**What to work on**. Repeat each line exactly as it is written.

**Dataset records**.

┄┄┄┄┄┄

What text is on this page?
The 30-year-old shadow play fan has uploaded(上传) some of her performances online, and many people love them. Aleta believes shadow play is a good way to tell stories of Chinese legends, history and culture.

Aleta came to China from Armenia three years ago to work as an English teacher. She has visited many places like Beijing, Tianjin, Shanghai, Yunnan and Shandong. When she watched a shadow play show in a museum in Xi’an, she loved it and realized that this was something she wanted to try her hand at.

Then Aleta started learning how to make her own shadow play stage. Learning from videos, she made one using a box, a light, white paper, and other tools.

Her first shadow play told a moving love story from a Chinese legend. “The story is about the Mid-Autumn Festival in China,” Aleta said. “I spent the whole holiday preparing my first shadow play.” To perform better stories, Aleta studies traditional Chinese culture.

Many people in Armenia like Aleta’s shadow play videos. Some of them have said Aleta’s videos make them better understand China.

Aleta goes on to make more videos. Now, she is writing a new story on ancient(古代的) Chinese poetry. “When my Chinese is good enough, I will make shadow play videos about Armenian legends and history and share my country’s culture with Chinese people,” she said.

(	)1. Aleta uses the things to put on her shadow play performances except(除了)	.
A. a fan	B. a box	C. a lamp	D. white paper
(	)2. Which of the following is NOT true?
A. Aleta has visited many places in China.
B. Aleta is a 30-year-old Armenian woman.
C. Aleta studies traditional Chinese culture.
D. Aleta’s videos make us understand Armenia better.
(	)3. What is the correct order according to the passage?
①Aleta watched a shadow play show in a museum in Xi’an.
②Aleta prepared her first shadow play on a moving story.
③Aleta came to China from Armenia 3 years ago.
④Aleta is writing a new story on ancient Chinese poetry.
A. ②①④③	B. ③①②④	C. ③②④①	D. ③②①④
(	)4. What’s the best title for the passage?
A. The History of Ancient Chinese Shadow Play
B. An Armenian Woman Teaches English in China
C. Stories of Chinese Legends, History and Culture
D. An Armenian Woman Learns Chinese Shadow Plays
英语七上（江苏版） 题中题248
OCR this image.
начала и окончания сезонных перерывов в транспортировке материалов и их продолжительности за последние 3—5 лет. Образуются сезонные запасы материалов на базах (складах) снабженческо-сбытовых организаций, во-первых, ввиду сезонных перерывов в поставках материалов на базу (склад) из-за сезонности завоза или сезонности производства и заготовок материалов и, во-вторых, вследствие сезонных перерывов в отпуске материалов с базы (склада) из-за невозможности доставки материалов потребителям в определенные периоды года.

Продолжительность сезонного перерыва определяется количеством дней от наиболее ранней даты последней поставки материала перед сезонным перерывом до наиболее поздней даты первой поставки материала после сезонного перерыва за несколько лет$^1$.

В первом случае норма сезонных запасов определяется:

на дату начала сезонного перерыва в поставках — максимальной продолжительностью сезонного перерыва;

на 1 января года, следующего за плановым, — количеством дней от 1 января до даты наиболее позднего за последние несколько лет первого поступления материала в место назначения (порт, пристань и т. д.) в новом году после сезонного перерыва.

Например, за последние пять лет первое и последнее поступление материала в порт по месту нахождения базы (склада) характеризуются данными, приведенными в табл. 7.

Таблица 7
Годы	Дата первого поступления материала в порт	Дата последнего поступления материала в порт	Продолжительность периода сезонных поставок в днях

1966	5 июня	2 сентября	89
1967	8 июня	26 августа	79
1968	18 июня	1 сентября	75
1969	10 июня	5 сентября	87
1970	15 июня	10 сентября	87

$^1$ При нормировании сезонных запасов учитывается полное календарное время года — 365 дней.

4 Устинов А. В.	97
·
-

┄┄┄┄┄┄

**Task solution**.
What text is on this page?
The 30-year-old shadow play fan has uploaded(上传) some of her performances online, and many people love them. Aleta believes shadow play is a good way to tell stories of Chinese legends, history and culture.

Aleta came to China from Armenia three years ago to work as an English teacher. She has visited many places like Beijing, Tianjin, Shanghai, Yunnan and Shandong. When she watched a shadow play show in a museum in Xi’an, she loved it and realized that this was something she wanted to try her hand at.

Then Aleta started learning how to make her own shadow play stage. Learning from videos, she made one using a box, a light, white paper, and other tools.

Her first shadow play told a moving love story from a Chinese legend. “The story is about the Mid-Autumn Festival in China,” Aleta said. “I spent the whole holiday preparing my first shadow play.” To perform better stories, Aleta studies traditional Chinese culture.

Many people in Armenia like Aleta’s shadow play videos. Some of them have said Aleta’s videos make them better understand China.

Aleta goes on to make more videos. Now, she is writing a new story on ancient(古代的) Chinese poetry. “When my Chinese is good enough, I will make shadow play videos about Armenian legends and history and share my country’s culture with Chinese people,” she said.

(	)1. Aleta uses the things to put on her shadow play performances except(除了)	.
A. a fan	B. a box	C. a lamp	D. white paper
(	)2. Which of the following is NOT true?
A. Aleta has visited many places in China.
B. Aleta is a 30-year-old Armenian woman.
C. Aleta studies traditional Chinese culture.
D. Aleta’s videos make us understand Armenia better.
(	)3. What is the correct order according to the passage?
①Aleta watched a shadow play show in a museum in Xi’an.
②Aleta prepared her first shadow play on a moving story.
③Aleta came to China from Armenia 3 years ago.
④Aleta is writing a new story on ancient Chinese poetry.
A. ②①④③	B. ③①②④	C. ③②④①	D. ③②①④
(	)4. What’s the best title for the passage?
A. The History of Ancient Chinese Shadow Play
B. An Armenian Woman Teaches English in China
C. Stories of Chinese Legends, History and Culture
D. An Armenian Woman Learns Chinese Shadow Plays
英语七上（江苏版） 题中题248
OCR this image.
начала и окончания сезонных перерывов в транспортировке материалов и их продолжительности за последние 3—5 лет. Образуются сезонные запасы материалов на базах (складах) снабженческо-сбытовых организаций, во-первых, ввиду сезонных перерывов в поставках материалов на базу (склад) из-за сезонности завоза или сезонности производства и заготовок материалов и, во-вторых, вследствие сезонных перерывов в отпуске материалов с базы (склада) из-за невозможности доставки материалов потребителям в определенные периоды года.

Продолжительность сезонного перерыва определяется количеством дней от наиболее ранней даты последней поставки материала перед сезонным перерывом до наиболее поздней даты первой поставки материала после сезонного перерыва за несколько лет$^1$.

В первом случае норма сезонных запасов определяется:

на дату начала сезонного перерыва в поставках — максимальной продолжительностью сезонного перерыва;

на 1 января года, следующего за плановым, — количеством дней от 1 января до даты наиболее позднего за последние несколько лет первого поступления материала в место назначения (порт, пристань и т. д.) в новом году после сезонного перерыва.

Например, за последние пять лет первое и последнее поступление материала в порт по месту нахождения базы (склада) характеризуются данными, приведенными в табл. 7.

Таблица 7
Годы	Дата первого поступления материала в порт	Дата последнего поступления материала в порт	Продолжительность периода сезонных поставок в днях

1966	5 июня	2 сентября	89
1967	8 июня	26 августа	79
1968	18 июня	1 сентября	75
1969	10 июня	5 сентября	87
1970	15 июня	10 сентября	87

$^1$ При нормировании сезонных запасов учитывается полное календарное время года — 365 дней.

4 Устинов А. В.	97
·
-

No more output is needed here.